-- begin RECORDS SUPPLIED --

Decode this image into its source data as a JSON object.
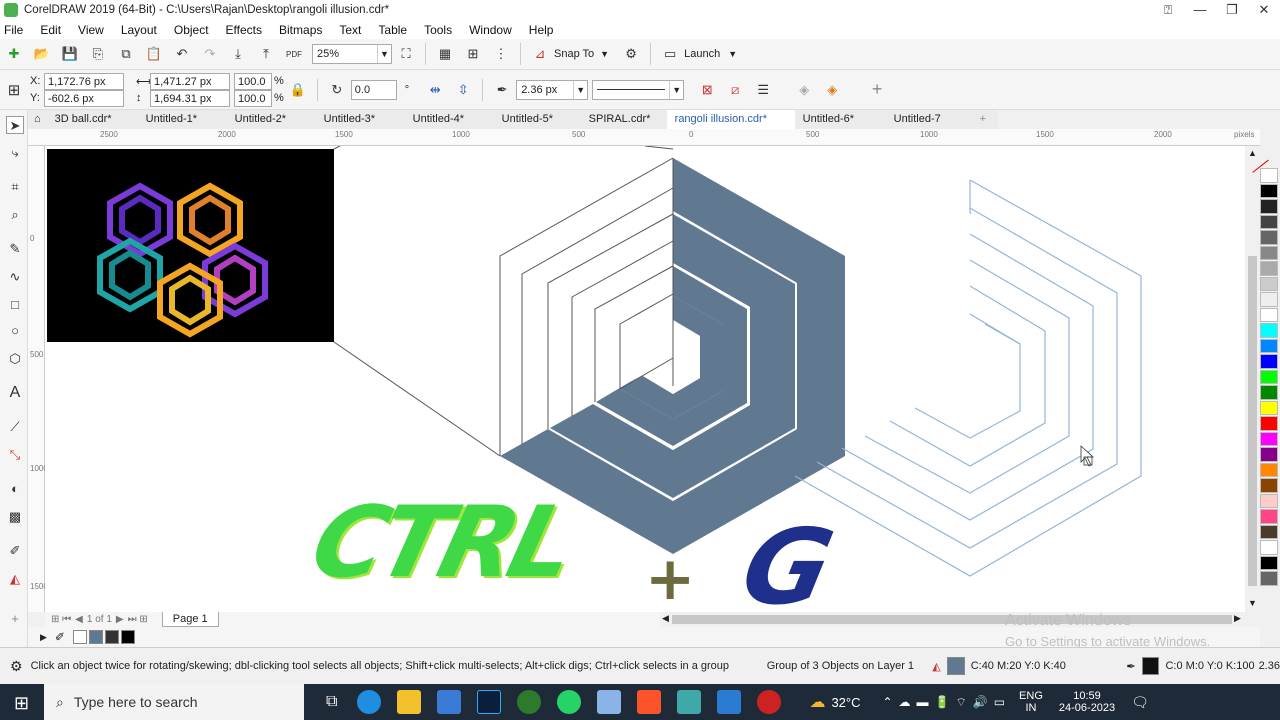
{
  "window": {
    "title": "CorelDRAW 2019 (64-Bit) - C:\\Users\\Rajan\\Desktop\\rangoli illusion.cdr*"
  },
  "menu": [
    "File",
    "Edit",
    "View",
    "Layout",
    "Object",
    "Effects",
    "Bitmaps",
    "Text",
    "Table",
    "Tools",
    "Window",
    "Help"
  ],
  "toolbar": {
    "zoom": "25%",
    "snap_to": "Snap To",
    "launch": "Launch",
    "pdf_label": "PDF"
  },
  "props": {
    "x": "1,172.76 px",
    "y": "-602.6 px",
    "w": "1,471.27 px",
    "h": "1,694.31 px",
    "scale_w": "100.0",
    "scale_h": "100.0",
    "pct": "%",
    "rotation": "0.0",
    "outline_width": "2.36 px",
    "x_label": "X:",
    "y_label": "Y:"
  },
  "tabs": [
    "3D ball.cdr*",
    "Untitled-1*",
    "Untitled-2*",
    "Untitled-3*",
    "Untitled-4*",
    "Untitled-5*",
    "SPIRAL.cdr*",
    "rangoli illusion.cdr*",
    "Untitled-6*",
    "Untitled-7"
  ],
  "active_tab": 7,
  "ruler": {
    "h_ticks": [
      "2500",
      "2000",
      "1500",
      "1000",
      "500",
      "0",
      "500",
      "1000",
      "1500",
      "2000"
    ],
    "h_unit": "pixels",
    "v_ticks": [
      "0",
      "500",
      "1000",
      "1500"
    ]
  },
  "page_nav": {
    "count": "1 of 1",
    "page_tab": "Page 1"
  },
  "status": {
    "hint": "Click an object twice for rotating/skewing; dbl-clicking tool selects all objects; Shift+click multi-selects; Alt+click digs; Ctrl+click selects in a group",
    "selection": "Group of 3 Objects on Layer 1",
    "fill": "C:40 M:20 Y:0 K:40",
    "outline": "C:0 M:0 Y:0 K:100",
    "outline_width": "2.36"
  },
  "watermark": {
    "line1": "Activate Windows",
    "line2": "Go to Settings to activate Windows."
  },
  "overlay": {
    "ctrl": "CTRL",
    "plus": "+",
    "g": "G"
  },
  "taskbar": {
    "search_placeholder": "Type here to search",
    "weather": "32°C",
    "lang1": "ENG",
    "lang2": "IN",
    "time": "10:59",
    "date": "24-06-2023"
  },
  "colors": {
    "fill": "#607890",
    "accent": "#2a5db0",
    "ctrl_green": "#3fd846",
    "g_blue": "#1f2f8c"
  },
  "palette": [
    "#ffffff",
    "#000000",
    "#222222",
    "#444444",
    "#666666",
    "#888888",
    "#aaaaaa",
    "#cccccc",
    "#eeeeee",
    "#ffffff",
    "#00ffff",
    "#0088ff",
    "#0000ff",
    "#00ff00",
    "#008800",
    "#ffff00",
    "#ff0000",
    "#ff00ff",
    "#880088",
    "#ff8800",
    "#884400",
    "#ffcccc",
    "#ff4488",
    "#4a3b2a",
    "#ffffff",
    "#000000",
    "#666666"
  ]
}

-- end RECORDS SUPPLIED --
-- begin RECORDS SUPPLIED --

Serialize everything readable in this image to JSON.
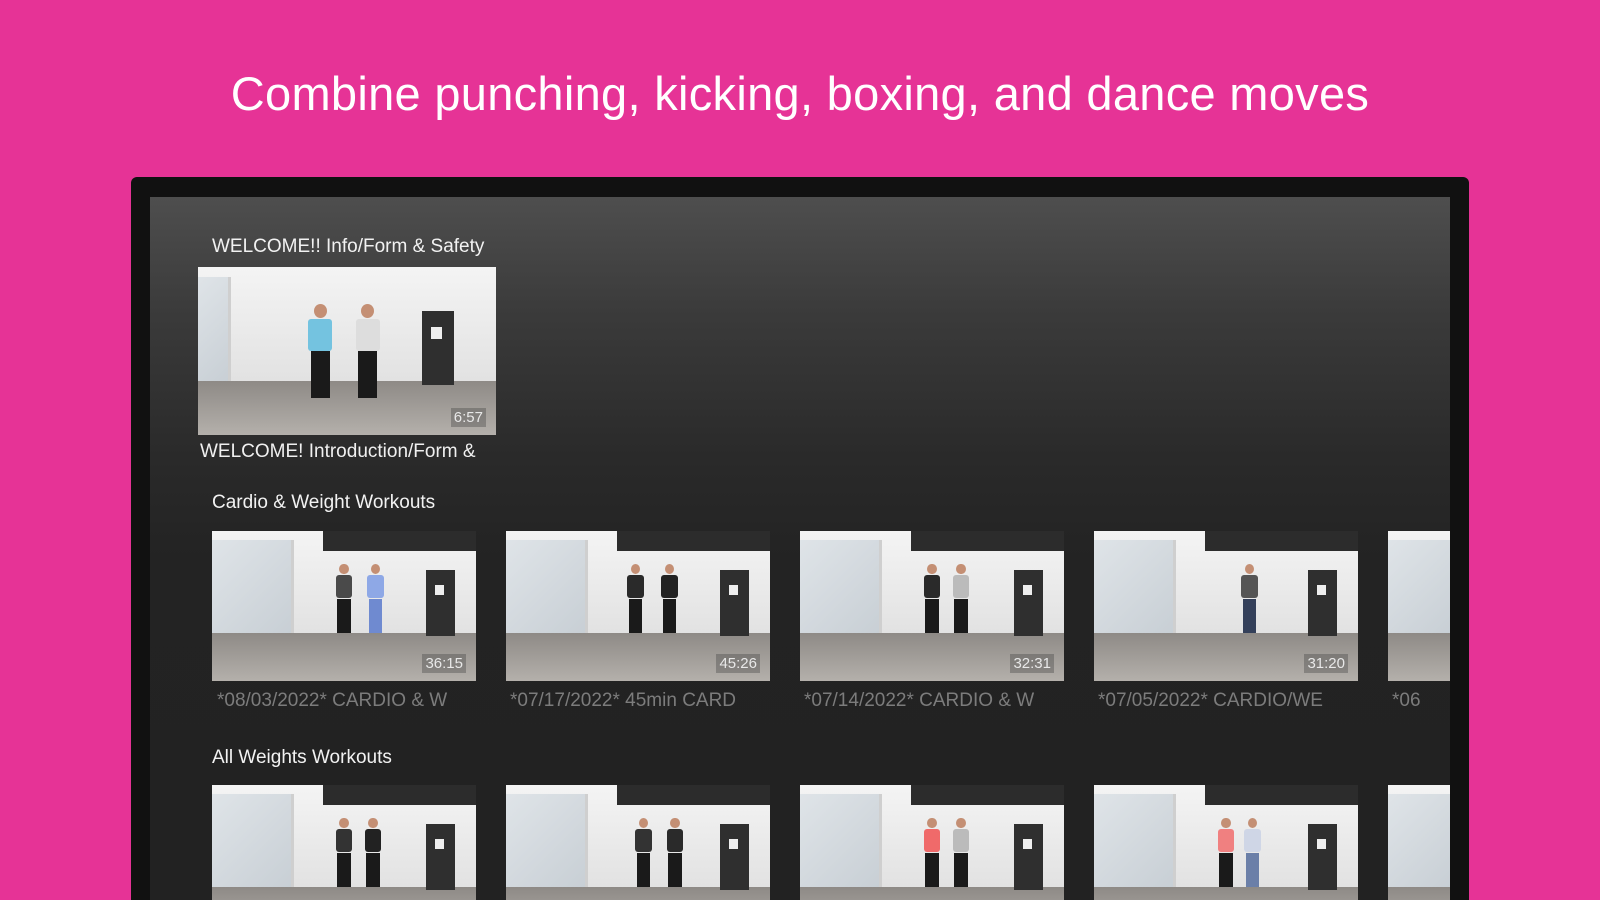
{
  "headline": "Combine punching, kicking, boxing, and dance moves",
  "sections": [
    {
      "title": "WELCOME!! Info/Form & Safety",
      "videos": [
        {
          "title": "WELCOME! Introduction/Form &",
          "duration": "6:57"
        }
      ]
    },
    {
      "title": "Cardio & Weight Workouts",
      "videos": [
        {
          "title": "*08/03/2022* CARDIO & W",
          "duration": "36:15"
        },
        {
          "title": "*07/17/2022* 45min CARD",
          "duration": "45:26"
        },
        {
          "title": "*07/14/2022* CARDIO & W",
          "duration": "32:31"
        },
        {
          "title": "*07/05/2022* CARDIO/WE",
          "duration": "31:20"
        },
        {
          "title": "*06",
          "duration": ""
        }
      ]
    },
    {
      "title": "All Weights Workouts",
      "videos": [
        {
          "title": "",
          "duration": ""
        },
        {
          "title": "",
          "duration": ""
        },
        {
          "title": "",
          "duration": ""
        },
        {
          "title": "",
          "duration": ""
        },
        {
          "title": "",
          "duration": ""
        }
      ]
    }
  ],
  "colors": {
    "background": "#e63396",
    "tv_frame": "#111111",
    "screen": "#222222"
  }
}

-- end RECORDS SUPPLIED --

(EXERCISE DETAILS) Among the lines of the material, find those that hold the word "JSON" and copy them.

(TASK RESPONSE)
Decode this image into its source data as a JSON object.
Serialize everything readable in this image to JSON.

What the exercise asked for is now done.